— BEGIN Records to process —

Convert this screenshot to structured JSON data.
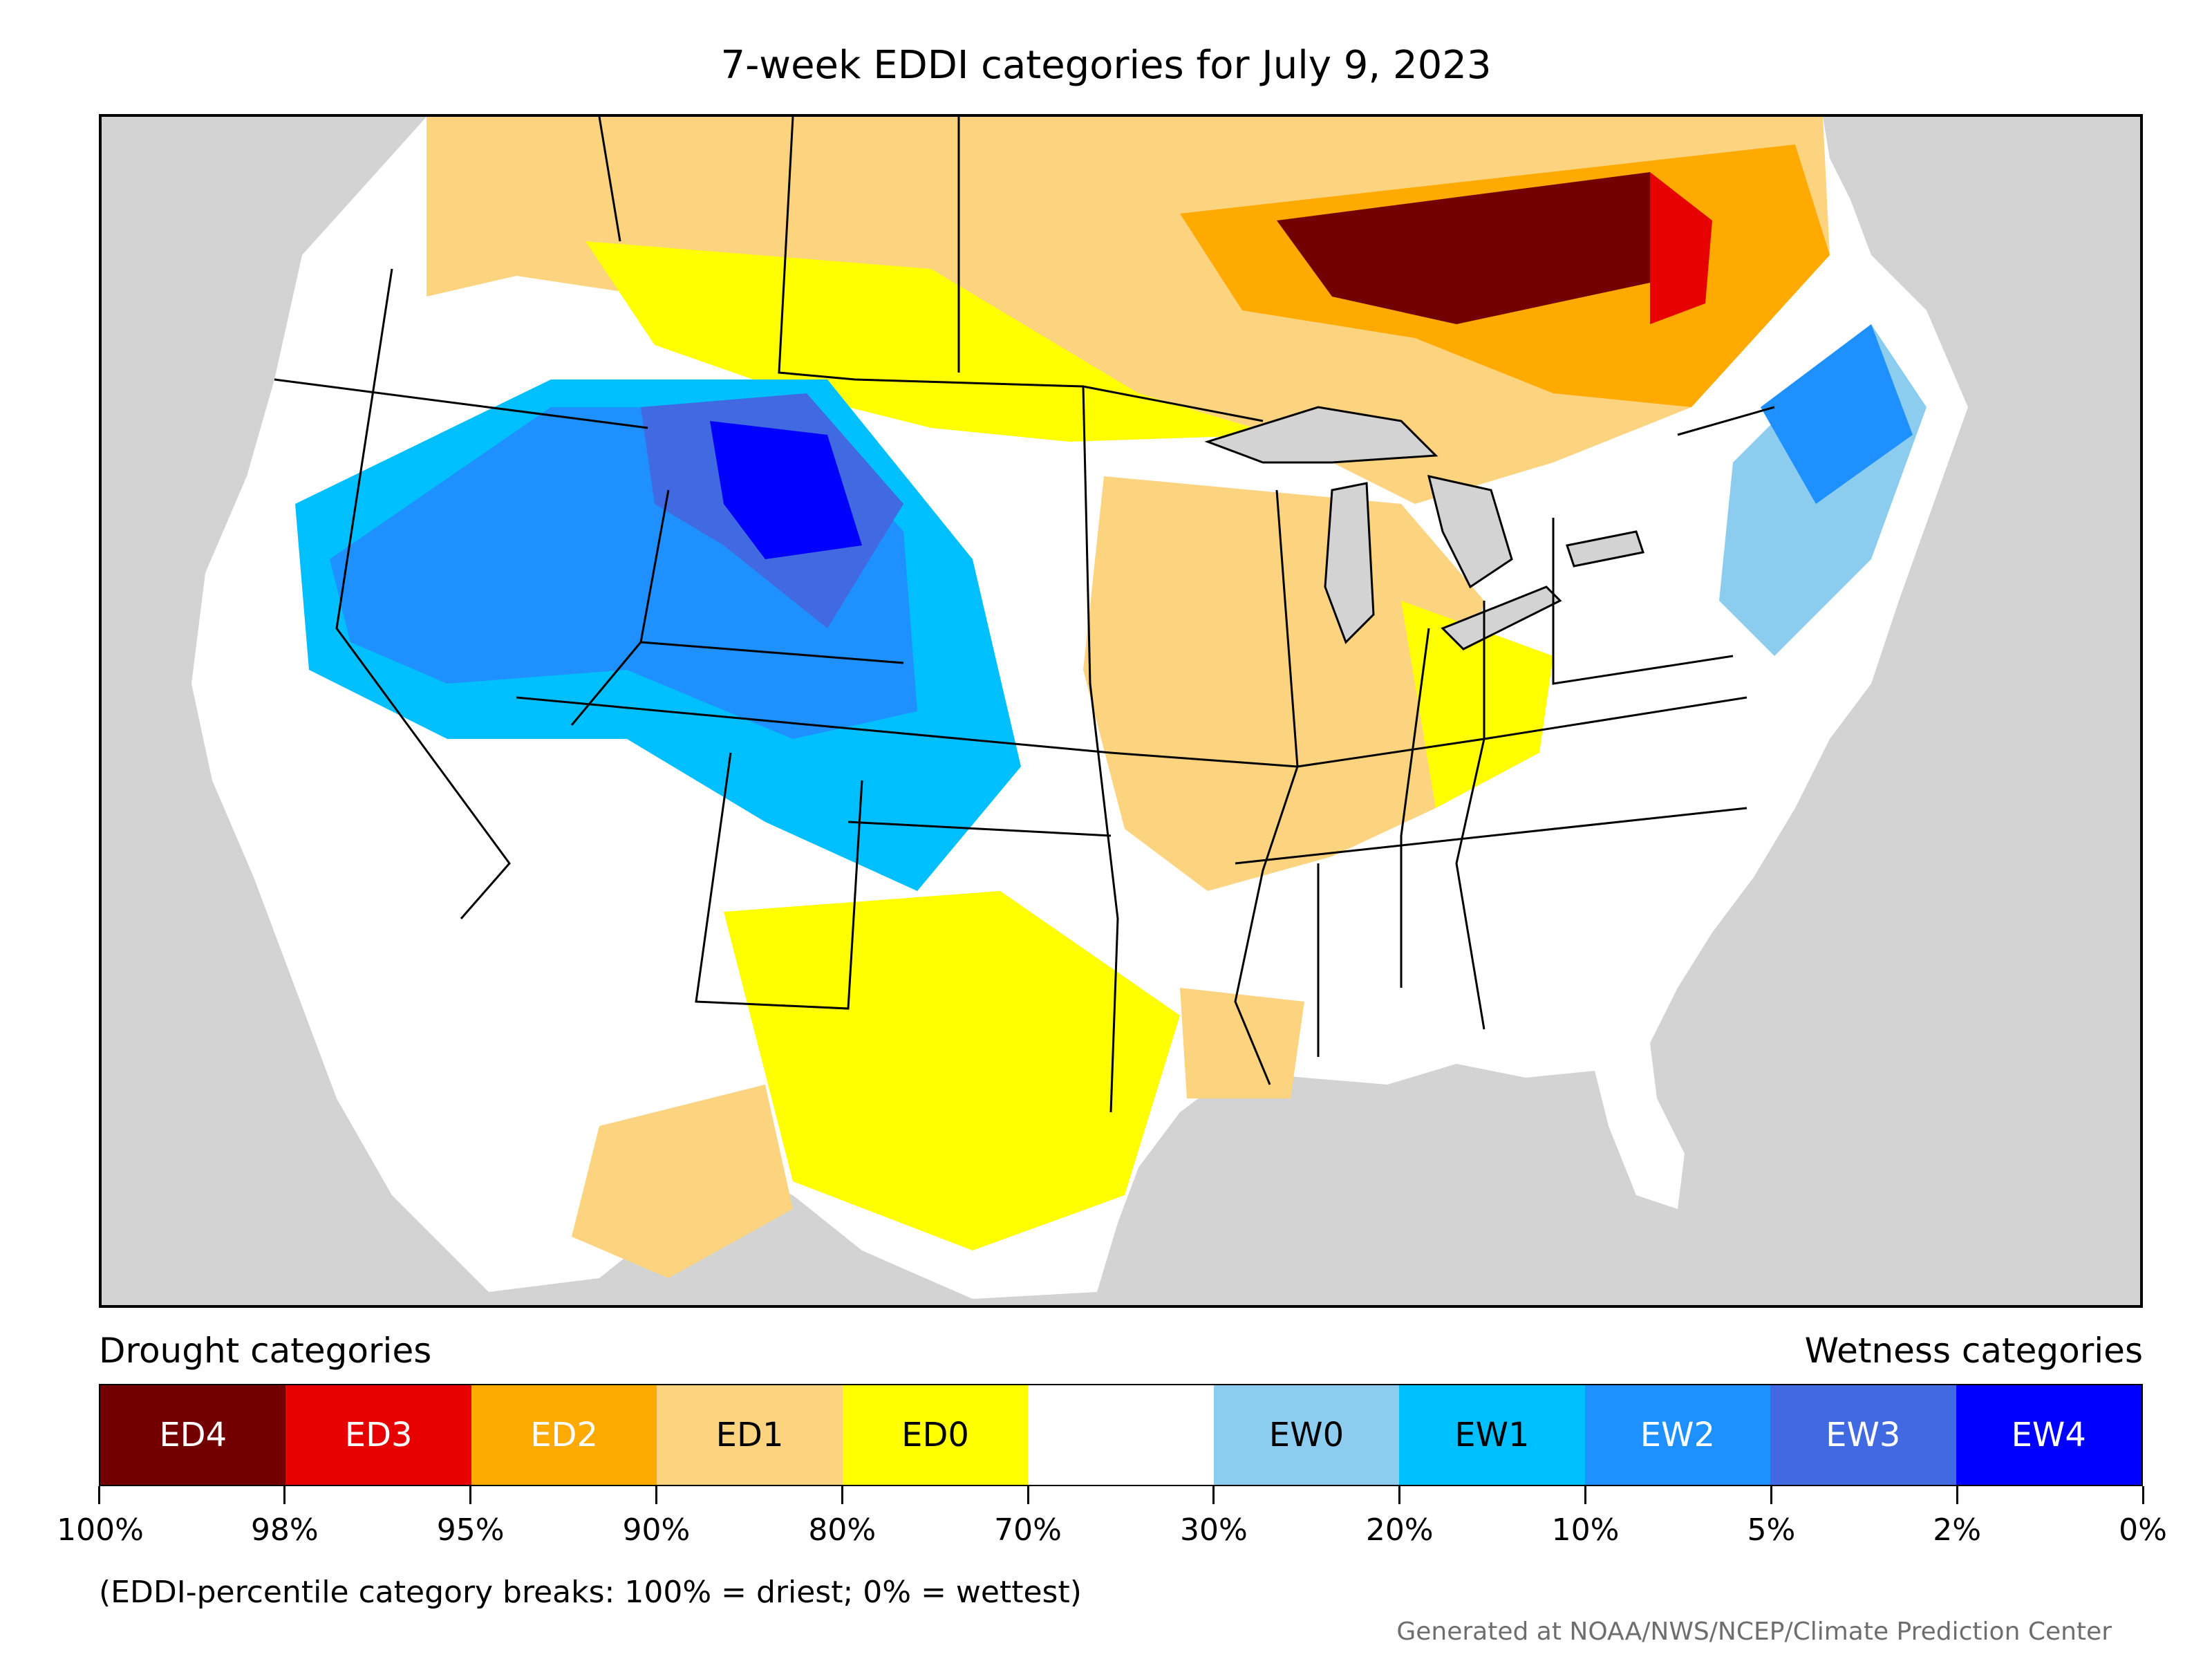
{
  "title": "7-week EDDI categories for July 9, 2023",
  "drought_heading": "Drought categories",
  "wetness_heading": "Wetness categories",
  "legend": [
    {
      "label": "ED4",
      "color": "#730000",
      "text_color": "#ffffff"
    },
    {
      "label": "ED3",
      "color": "#e60000",
      "text_color": "#ffffff"
    },
    {
      "label": "ED2",
      "color": "#ffaa00",
      "text_color": "#ffffff"
    },
    {
      "label": "ED1",
      "color": "#fcd37f",
      "text_color": "#000000"
    },
    {
      "label": "ED0",
      "color": "#ffff00",
      "text_color": "#000000"
    },
    {
      "label": "",
      "color": "#ffffff",
      "text_color": "#000000"
    },
    {
      "label": "EW0",
      "color": "#8ccdef",
      "text_color": "#000000"
    },
    {
      "label": "EW1",
      "color": "#00bfff",
      "text_color": "#000000"
    },
    {
      "label": "EW2",
      "color": "#1e90ff",
      "text_color": "#ffffff"
    },
    {
      "label": "EW3",
      "color": "#4169e1",
      "text_color": "#ffffff"
    },
    {
      "label": "EW4",
      "color": "#0000ff",
      "text_color": "#ffffff"
    }
  ],
  "ticks": [
    "100%",
    "98%",
    "95%",
    "90%",
    "80%",
    "70%",
    "30%",
    "20%",
    "10%",
    "5%",
    "2%",
    "0%"
  ],
  "note": "(EDDI-percentile category breaks: 100% = driest; 0% = wettest)",
  "credit": "Generated at NOAA/NWS/NCEP/Climate Prediction Center",
  "map_colors": {
    "background": "#d3d3d3",
    "land": "#ffffff",
    "lakes": "#d3d3d3"
  }
}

— END Records to process —

_Short task_
Each line containing the word "categories" counts once; say how many such lines there are, giving only the number.

_Solution for this problem_
3